** START **

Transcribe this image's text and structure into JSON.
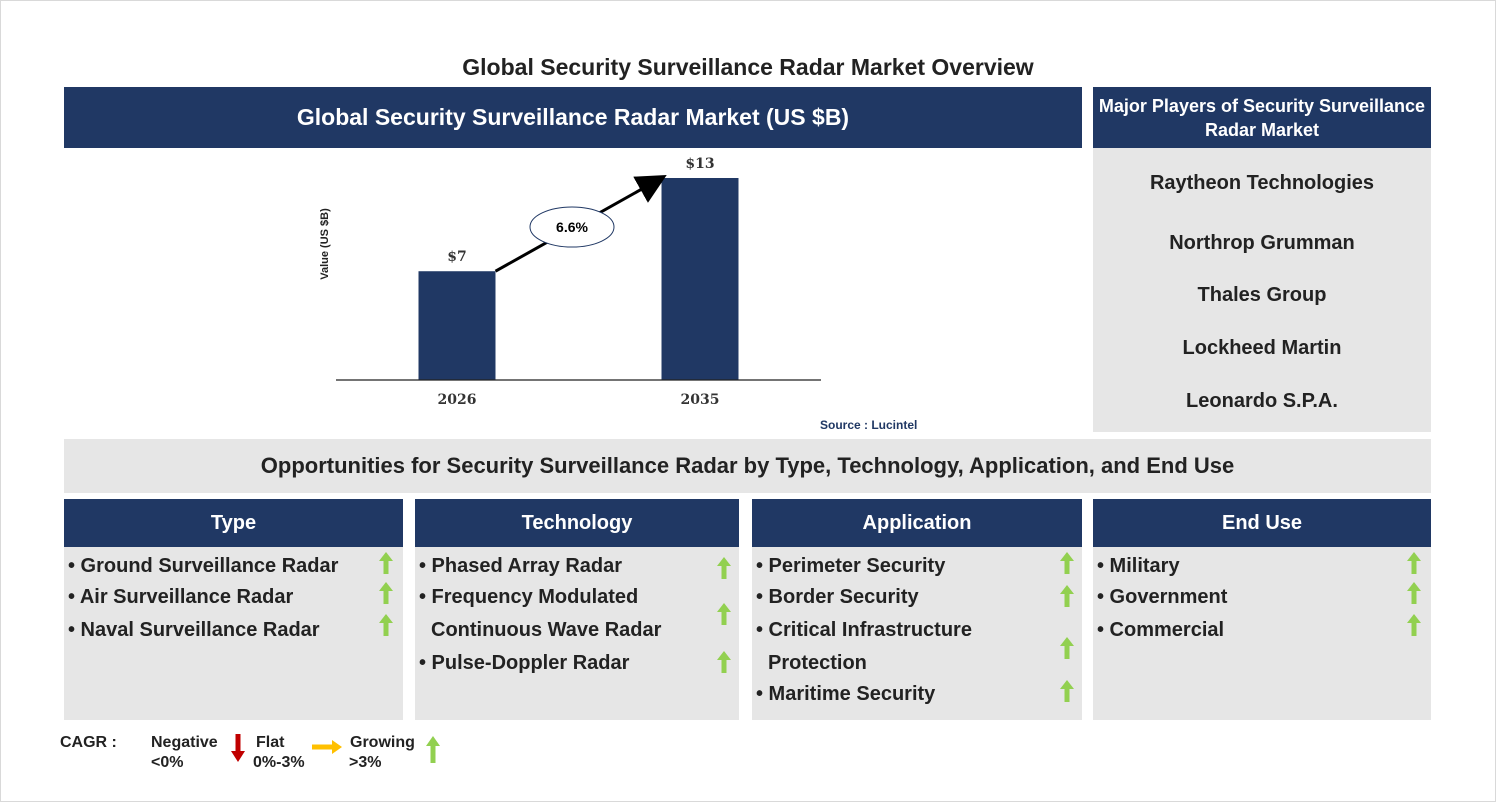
{
  "title": "Global Security Surveillance Radar Market Overview",
  "market_header": "Global Security Surveillance Radar Market (US $B)",
  "chart_data": {
    "type": "bar",
    "categories": [
      "2026",
      "2035"
    ],
    "values": [
      7,
      13
    ],
    "data_labels": [
      "$7",
      "$13"
    ],
    "ylabel": "Value (US $B)",
    "xlabel": "",
    "cagr_annotation": "6.6%",
    "bar_color": "#203864",
    "grid": false
  },
  "source": "Source : Lucintel",
  "players": {
    "header": "Major Players of Security Surveillance Radar Market",
    "list": [
      "Raytheon Technologies",
      "Northrop Grumman",
      "Thales Group",
      "Lockheed Martin",
      "Leonardo S.P.A."
    ]
  },
  "opportunities": {
    "header": "Opportunities for Security Surveillance Radar by Type, Technology, Application, and End Use",
    "columns": [
      {
        "title": "Type",
        "items": [
          "• Ground Surveillance Radar",
          "• Air Surveillance Radar",
          "• Naval Surveillance Radar"
        ],
        "trend": [
          "growing",
          "growing",
          "growing"
        ]
      },
      {
        "title": "Technology",
        "items": [
          "• Phased Array Radar",
          "• Frequency Modulated",
          "Continuous Wave Radar",
          "• Pulse-Doppler Radar"
        ],
        "trend": [
          "growing",
          "growing",
          "growing"
        ]
      },
      {
        "title": "Application",
        "items": [
          "• Perimeter Security",
          "• Border Security",
          "• Critical Infrastructure",
          "Protection",
          "• Maritime Security"
        ],
        "trend": [
          "growing",
          "growing",
          "growing",
          "growing"
        ]
      },
      {
        "title": "End Use",
        "items": [
          "• Military",
          "• Government",
          "• Commercial"
        ],
        "trend": [
          "growing",
          "growing",
          "growing"
        ]
      }
    ]
  },
  "legend": {
    "label": "CAGR :",
    "negative": {
      "name": "Negative",
      "range": "<0%",
      "color": "#c00000",
      "icon": "down-arrow-icon"
    },
    "flat": {
      "name": "Flat",
      "range": "0%-3%",
      "color": "#ffc000",
      "icon": "right-arrow-icon"
    },
    "growing": {
      "name": "Growing",
      "range": ">3%",
      "color": "#92d050",
      "icon": "up-arrow-icon"
    }
  },
  "colors": {
    "navy": "#203864",
    "panel_grey": "#e6e6e6",
    "growth_green": "#92d050"
  }
}
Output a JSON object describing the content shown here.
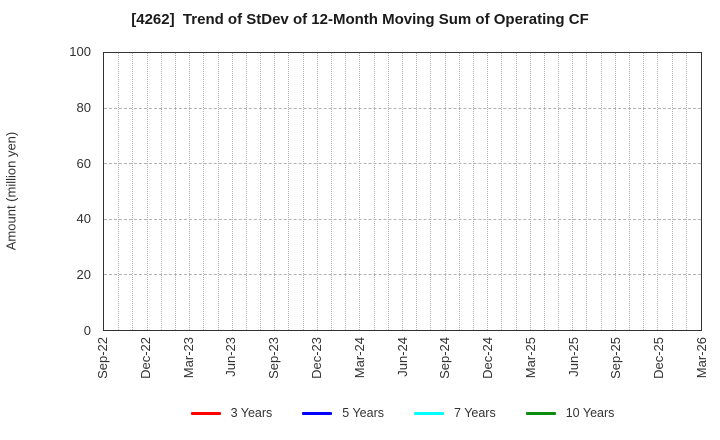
{
  "chart_data": {
    "type": "line",
    "title": "[4262]  Trend of StDev of 12-Month Moving Sum of Operating CF",
    "xlabel": "",
    "ylabel": "Amount (million yen)",
    "ylim": [
      0,
      100
    ],
    "yticks": [
      0,
      20,
      40,
      60,
      80,
      100
    ],
    "categories": [
      "Sep-22",
      "Dec-22",
      "Mar-23",
      "Jun-23",
      "Sep-23",
      "Dec-23",
      "Mar-24",
      "Jun-24",
      "Sep-24",
      "Dec-24",
      "Mar-25",
      "Jun-25",
      "Sep-25",
      "Dec-25",
      "Mar-26"
    ],
    "minor_x_divisions": 42,
    "grid": true,
    "legend_position": "bottom",
    "series": [
      {
        "name": "3 Years",
        "color": "#ff0000",
        "values": []
      },
      {
        "name": "5 Years",
        "color": "#0000ff",
        "values": []
      },
      {
        "name": "7 Years",
        "color": "#00ffff",
        "values": []
      },
      {
        "name": "10 Years",
        "color": "#0e8c0e",
        "values": []
      }
    ]
  },
  "colors": {
    "frame": "#333333",
    "grid": "#b0b0b0",
    "text": "#333333"
  }
}
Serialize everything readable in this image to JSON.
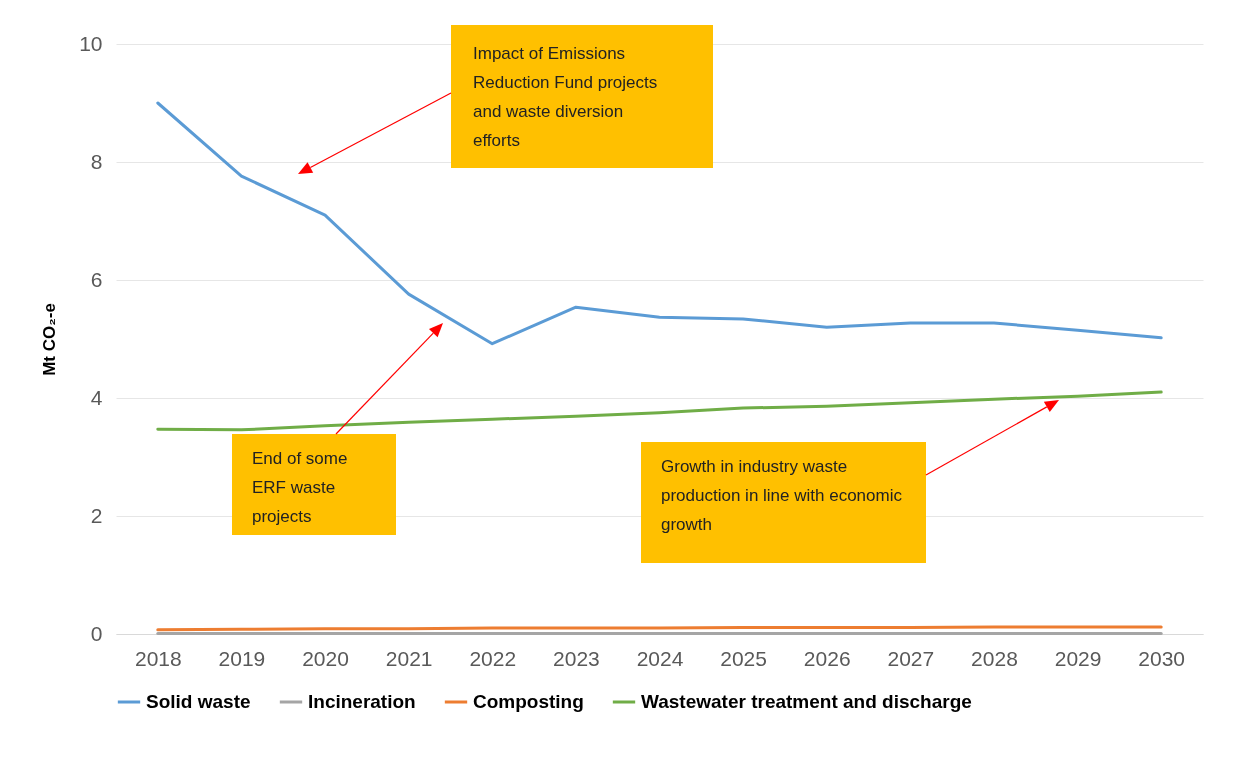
{
  "chart_data": {
    "type": "line",
    "ylabel": "Mt CO₂-e",
    "categories": [
      "2018",
      "2019",
      "2020",
      "2021",
      "2022",
      "2023",
      "2024",
      "2025",
      "2026",
      "2027",
      "2028",
      "2029",
      "2030"
    ],
    "series": [
      {
        "name": "Solid waste",
        "color": "#5b9bd5",
        "values": [
          9.0,
          7.76,
          7.1,
          5.76,
          4.92,
          5.54,
          5.37,
          5.34,
          5.2,
          5.27,
          5.27,
          5.15,
          5.02
        ]
      },
      {
        "name": "Incineration",
        "color": "#a5a5a5",
        "values": [
          0.01,
          0.01,
          0.01,
          0.01,
          0.01,
          0.01,
          0.01,
          0.01,
          0.01,
          0.01,
          0.01,
          0.01,
          0.01
        ]
      },
      {
        "name": "Composting",
        "color": "#ed7d31",
        "values": [
          0.07,
          0.08,
          0.09,
          0.09,
          0.1,
          0.1,
          0.1,
          0.11,
          0.11,
          0.11,
          0.12,
          0.12,
          0.12
        ]
      },
      {
        "name": "Wastewater treatment and discharge",
        "color": "#70ad47",
        "values": [
          3.47,
          3.46,
          3.53,
          3.59,
          3.64,
          3.69,
          3.75,
          3.83,
          3.86,
          3.92,
          3.98,
          4.03,
          4.1
        ]
      }
    ],
    "ylim": [
      0,
      10
    ],
    "yticks": [
      0,
      2,
      4,
      6,
      8,
      10
    ],
    "grid": "y",
    "legend": "bottom",
    "annotations": [
      "Impact of Emissions Reduction Fund projects and waste diversion efforts",
      "End of some ERF waste projects",
      "Growth in industry waste production in line with economic growth"
    ]
  }
}
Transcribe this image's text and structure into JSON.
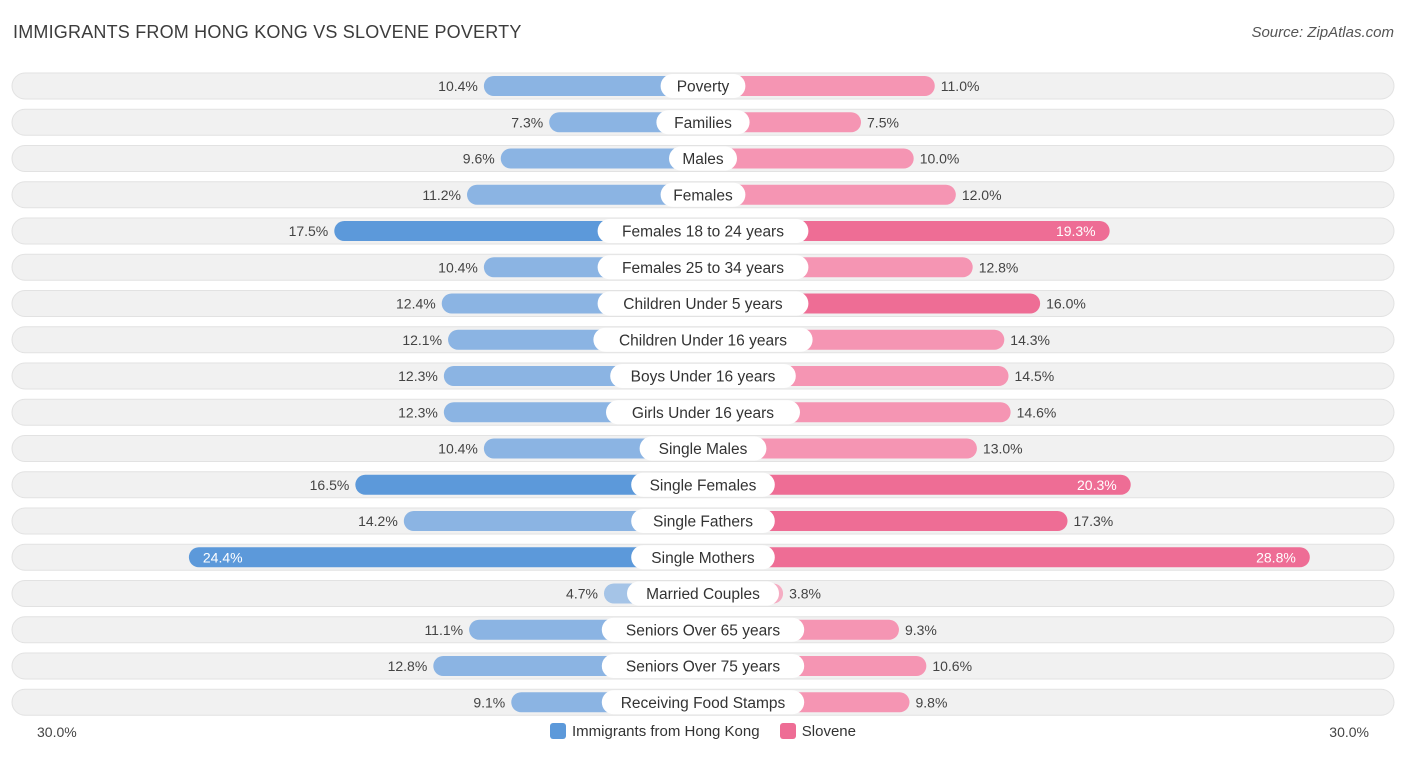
{
  "title": "IMMIGRANTS FROM HONG KONG VS SLOVENE POVERTY",
  "source": "Source: ZipAtlas.com",
  "colors": {
    "left_bar": "#8bb4e3",
    "left_bar_strong": "#5c99da",
    "right_bar": "#f595b3",
    "right_bar_strong": "#ee6d95",
    "track": "#f1f1f1"
  },
  "chart_data": {
    "type": "bar",
    "orientation": "horizontal-diverging",
    "title": "IMMIGRANTS FROM HONG KONG VS SLOVENE POVERTY",
    "xlim": [
      -30,
      30
    ],
    "axis_labels": {
      "left": "30.0%",
      "right": "30.0%"
    },
    "categories": [
      "Poverty",
      "Families",
      "Males",
      "Females",
      "Females 18 to 24 years",
      "Females 25 to 34 years",
      "Children Under 5 years",
      "Children Under 16 years",
      "Boys Under 16 years",
      "Girls Under 16 years",
      "Single Males",
      "Single Females",
      "Single Fathers",
      "Single Mothers",
      "Married Couples",
      "Seniors Over 65 years",
      "Seniors Over 75 years",
      "Receiving Food Stamps"
    ],
    "series": [
      {
        "name": "Immigrants from Hong Kong",
        "values": [
          10.4,
          7.3,
          9.6,
          11.2,
          17.5,
          10.4,
          12.4,
          12.1,
          12.3,
          12.3,
          10.4,
          16.5,
          14.2,
          24.4,
          4.7,
          11.1,
          12.8,
          9.1
        ],
        "labels": [
          "10.4%",
          "7.3%",
          "9.6%",
          "11.2%",
          "17.5%",
          "10.4%",
          "12.4%",
          "12.1%",
          "12.3%",
          "12.3%",
          "10.4%",
          "16.5%",
          "14.2%",
          "24.4%",
          "4.7%",
          "11.1%",
          "12.8%",
          "9.1%"
        ]
      },
      {
        "name": "Slovene",
        "values": [
          11.0,
          7.5,
          10.0,
          12.0,
          19.3,
          12.8,
          16.0,
          14.3,
          14.5,
          14.6,
          13.0,
          20.3,
          17.3,
          28.8,
          3.8,
          9.3,
          10.6,
          9.8
        ],
        "labels": [
          "11.0%",
          "7.5%",
          "10.0%",
          "12.0%",
          "19.3%",
          "12.8%",
          "16.0%",
          "14.3%",
          "14.5%",
          "14.6%",
          "13.0%",
          "20.3%",
          "17.3%",
          "28.8%",
          "3.8%",
          "9.3%",
          "10.6%",
          "9.8%"
        ]
      }
    ],
    "legend": [
      "Immigrants from Hong Kong",
      "Slovene"
    ],
    "legend_position": "bottom-center"
  }
}
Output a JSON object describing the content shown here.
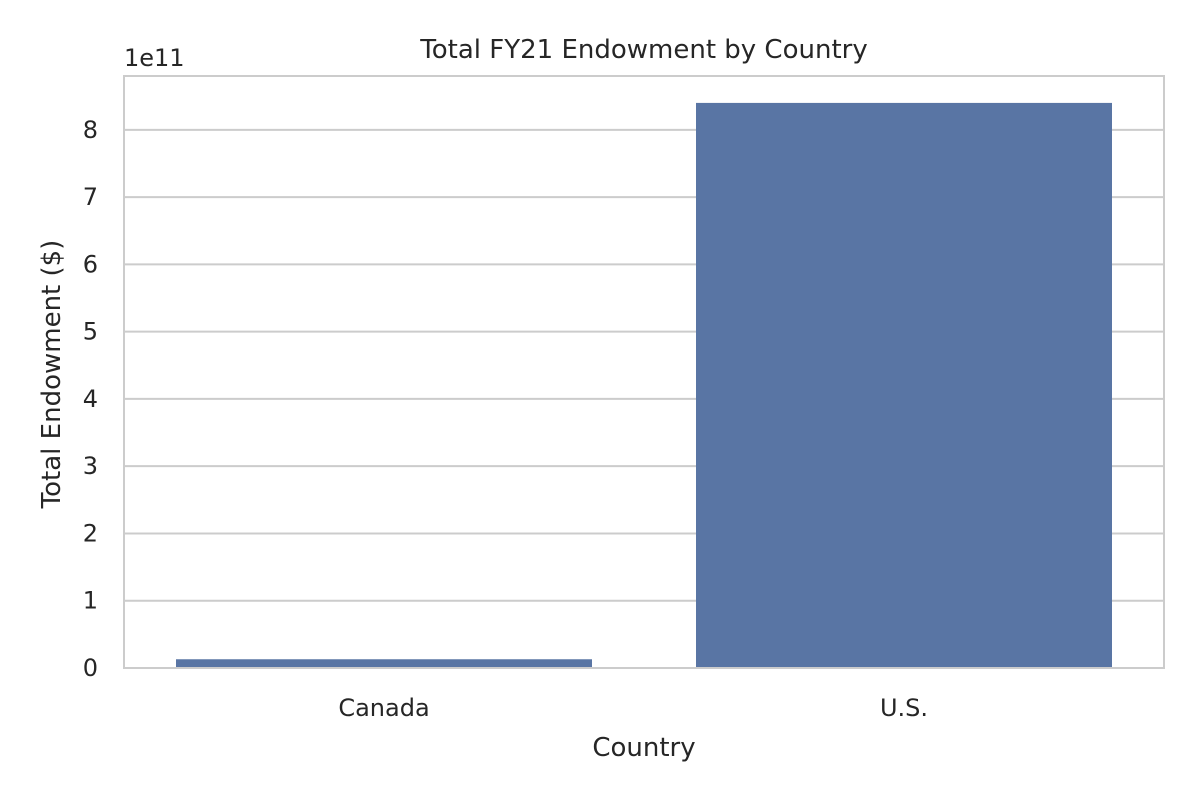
{
  "chart_data": {
    "type": "bar",
    "title": "Total FY21 Endowment by Country",
    "xlabel": "Country",
    "ylabel": "Total Endowment ($)",
    "y_offset_label": "1e11",
    "categories": [
      "Canada",
      "U.S."
    ],
    "values": [
      13000000000,
      840000000000
    ],
    "ylim": [
      0,
      880000000000
    ],
    "y_ticks": [
      0,
      1,
      2,
      3,
      4,
      5,
      6,
      7,
      8
    ],
    "y_tick_multiplier": 100000000000,
    "grid": true,
    "bar_color": "#5975a4",
    "grid_color": "#cccccc",
    "frame_color": "#cccccc"
  }
}
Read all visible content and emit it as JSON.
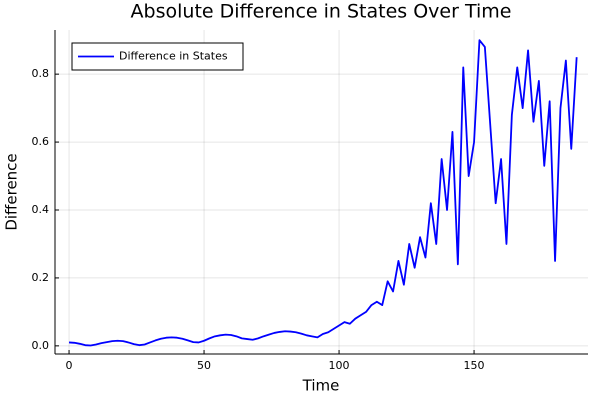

** END **

• PROBLEM: Copy each line above where the string "Surveillance" occurs.

• WORKED ANSWER:
  "title": "Global Security Surveillance Radar Market Overview",
  "market_header": "Global Security Surveillance Radar Market (US $B)",
    "header": "Major Players of Security Surveillance Radar Market",
    "header": "Opportunities for Security Surveillance Radar by Type, Technology, Application, and End Use",
          "• Ground Surveillance Radar",
          "• Air Surveillance Radar",
          "• Naval Surveillance Radar"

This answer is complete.